WHAT THE EXERCISE ASKS —
Please retype the data in full and exactly; the pictures are not part of the copy.
========================================
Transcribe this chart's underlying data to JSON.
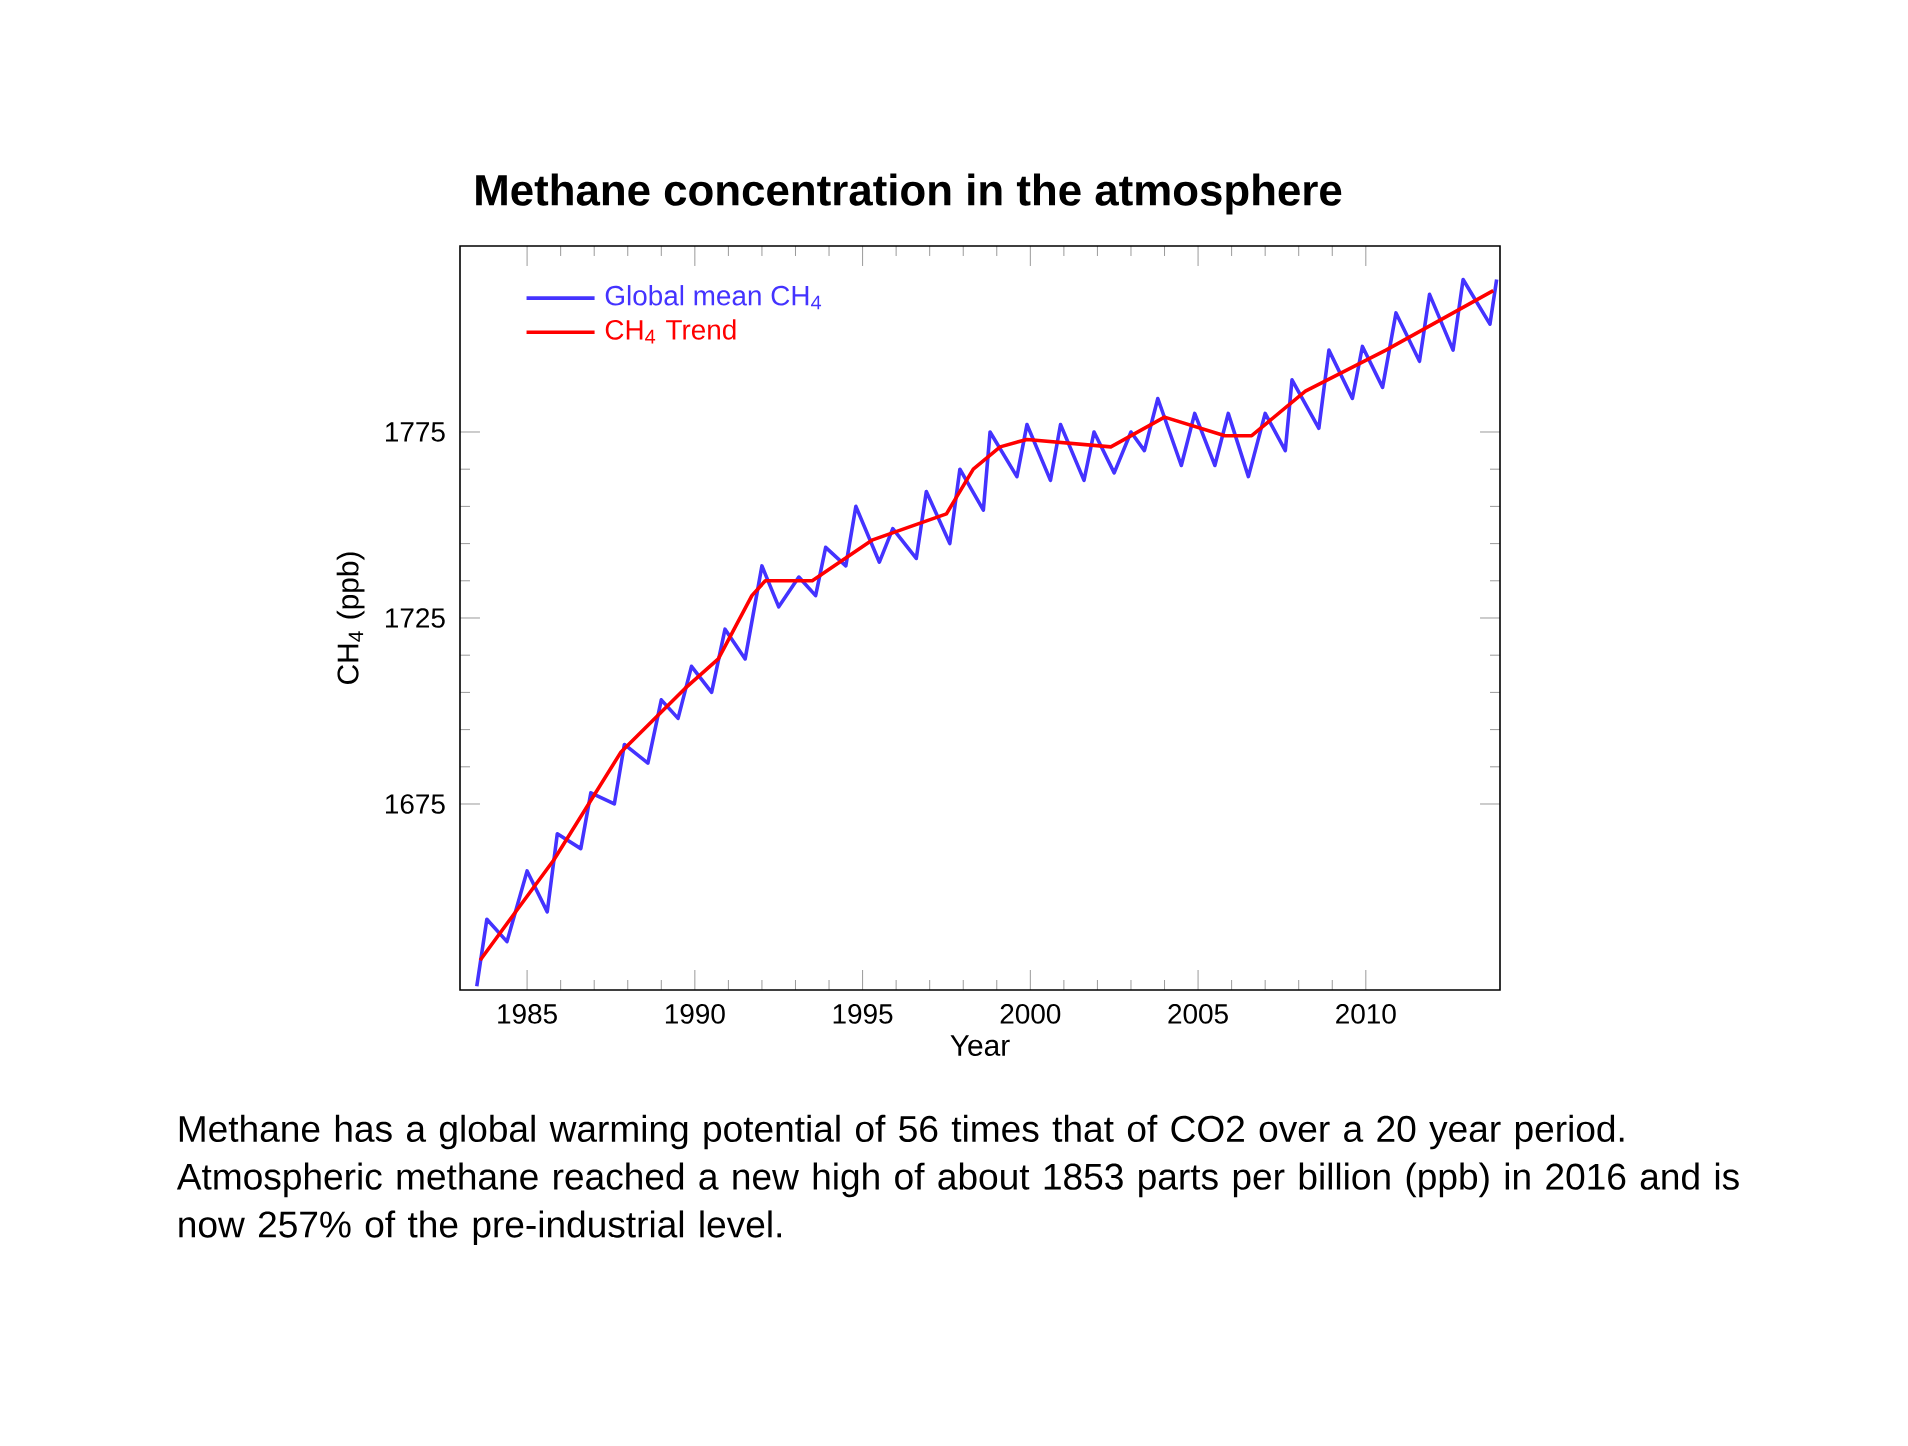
{
  "chart_data": {
    "type": "line",
    "title": "Methane concentration in the atmosphere",
    "xlabel": "Year",
    "ylabel": "CH$_{4}$ (ppb)",
    "xlim": [
      1983,
      2014
    ],
    "ylim": [
      1625,
      1825
    ],
    "xticks": [
      1985,
      1990,
      1995,
      2000,
      2005,
      2010
    ],
    "yticks": [
      1675,
      1725,
      1775
    ],
    "grid": false,
    "legend": "top left",
    "marker": "none",
    "line_style": "solid",
    "series": [
      {
        "name": "Global mean CH$_{4}$",
        "color": "#4433ff",
        "x": [
          1983.5,
          1983.8,
          1984.4,
          1985.0,
          1985.6,
          1985.9,
          1986.6,
          1986.9,
          1987.6,
          1987.9,
          1988.6,
          1989.0,
          1989.5,
          1989.9,
          1990.5,
          1990.9,
          1991.5,
          1992.0,
          1992.5,
          1993.1,
          1993.6,
          1993.9,
          1994.5,
          1994.8,
          1995.5,
          1995.9,
          1996.6,
          1996.9,
          1997.6,
          1997.9,
          1998.6,
          1998.8,
          1999.6,
          1999.9,
          2000.6,
          2000.9,
          2001.6,
          2001.9,
          2002.5,
          2003.0,
          2003.4,
          2003.8,
          2004.5,
          2004.9,
          2005.5,
          2005.9,
          2006.5,
          2007.0,
          2007.6,
          2007.8,
          2008.6,
          2008.9,
          2009.6,
          2009.9,
          2010.5,
          2010.9,
          2011.6,
          2011.9,
          2012.6,
          2012.9,
          2013.7,
          2013.9
        ],
        "values": [
          1626,
          1644,
          1638,
          1657,
          1646,
          1667,
          1663,
          1678,
          1675,
          1691,
          1686,
          1703,
          1698,
          1712,
          1705,
          1722,
          1714,
          1739,
          1728,
          1736,
          1731,
          1744,
          1739,
          1755,
          1740,
          1749,
          1741,
          1759,
          1745,
          1765,
          1754,
          1775,
          1763,
          1777,
          1762,
          1777,
          1762,
          1775,
          1764,
          1775,
          1770,
          1784,
          1766,
          1780,
          1766,
          1780,
          1763,
          1780,
          1770,
          1789,
          1776,
          1797,
          1784,
          1798,
          1787,
          1807,
          1794,
          1812,
          1797,
          1816,
          1804,
          1816
        ]
      },
      {
        "name": "CH$_{4}$ Trend",
        "color": "#ff0000",
        "x": [
          1983.6,
          1985.8,
          1987.8,
          1989.7,
          1990.7,
          1991.7,
          1992.1,
          1993.5,
          1995.3,
          1997.5,
          1998.3,
          1999.1,
          1999.9,
          2002.4,
          2004.0,
          2005.8,
          2006.6,
          2008.2,
          2010.6,
          2013.8
        ],
        "values": [
          1633,
          1660,
          1689,
          1706,
          1714,
          1731,
          1735,
          1735,
          1746,
          1753,
          1765,
          1771,
          1773,
          1771,
          1779,
          1774,
          1774,
          1786,
          1797,
          1813
        ]
      }
    ],
    "annotations": [
      "Methane has a global warming potential of 56 times that of CO2 over a 20 year period. Atmospheric methane reached a new high of about 1853 parts per billion (ppb) in 2016 and is now 257% of the pre-industrial level."
    ]
  }
}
========================================
FINAL RESULT —
Transcribe this chart's underlying data to JSON.
{
  "chart_data": {
    "type": "line",
    "title": "Methane concentration in the atmosphere",
    "xlabel": "Year",
    "ylabel": "CH$_{4}$ (ppb)",
    "xlim": [
      1983,
      2014
    ],
    "ylim": [
      1625,
      1825
    ],
    "xticks": [
      1985,
      1990,
      1995,
      2000,
      2005,
      2010
    ],
    "yticks": [
      1675,
      1725,
      1775
    ],
    "grid": false,
    "legend": "top left",
    "marker": "none",
    "line_style": "solid",
    "series": [
      {
        "name": "Global mean CH$_{4}$",
        "color": "#4433ff",
        "x": [
          1983.5,
          1983.8,
          1984.4,
          1985.0,
          1985.6,
          1985.9,
          1986.6,
          1986.9,
          1987.6,
          1987.9,
          1988.6,
          1989.0,
          1989.5,
          1989.9,
          1990.5,
          1990.9,
          1991.5,
          1992.0,
          1992.5,
          1993.1,
          1993.6,
          1993.9,
          1994.5,
          1994.8,
          1995.5,
          1995.9,
          1996.6,
          1996.9,
          1997.6,
          1997.9,
          1998.6,
          1998.8,
          1999.6,
          1999.9,
          2000.6,
          2000.9,
          2001.6,
          2001.9,
          2002.5,
          2003.0,
          2003.4,
          2003.8,
          2004.5,
          2004.9,
          2005.5,
          2005.9,
          2006.5,
          2007.0,
          2007.6,
          2007.8,
          2008.6,
          2008.9,
          2009.6,
          2009.9,
          2010.5,
          2010.9,
          2011.6,
          2011.9,
          2012.6,
          2012.9,
          2013.7,
          2013.9
        ],
        "values": [
          1626,
          1644,
          1638,
          1657,
          1646,
          1667,
          1663,
          1678,
          1675,
          1691,
          1686,
          1703,
          1698,
          1712,
          1705,
          1722,
          1714,
          1739,
          1728,
          1736,
          1731,
          1744,
          1739,
          1755,
          1740,
          1749,
          1741,
          1759,
          1745,
          1765,
          1754,
          1775,
          1763,
          1777,
          1762,
          1777,
          1762,
          1775,
          1764,
          1775,
          1770,
          1784,
          1766,
          1780,
          1766,
          1780,
          1763,
          1780,
          1770,
          1789,
          1776,
          1797,
          1784,
          1798,
          1787,
          1807,
          1794,
          1812,
          1797,
          1816,
          1804,
          1816
        ]
      },
      {
        "name": "CH$_{4}$ Trend",
        "color": "#ff0000",
        "x": [
          1983.6,
          1985.8,
          1987.8,
          1989.7,
          1990.7,
          1991.7,
          1992.1,
          1993.5,
          1995.3,
          1997.5,
          1998.3,
          1999.1,
          1999.9,
          2002.4,
          2004.0,
          2005.8,
          2006.6,
          2008.2,
          2010.6,
          2013.8
        ],
        "values": [
          1633,
          1660,
          1689,
          1706,
          1714,
          1731,
          1735,
          1735,
          1746,
          1753,
          1765,
          1771,
          1773,
          1771,
          1779,
          1774,
          1774,
          1786,
          1797,
          1813
        ]
      }
    ],
    "annotations": [
      "Methane has a global warming potential of 56 times that of CO2 over a 20 year period. Atmospheric methane reached a new high of about 1853 parts per billion (ppb) in 2016 and is now 257% of the pre-industrial level."
    ]
  }
}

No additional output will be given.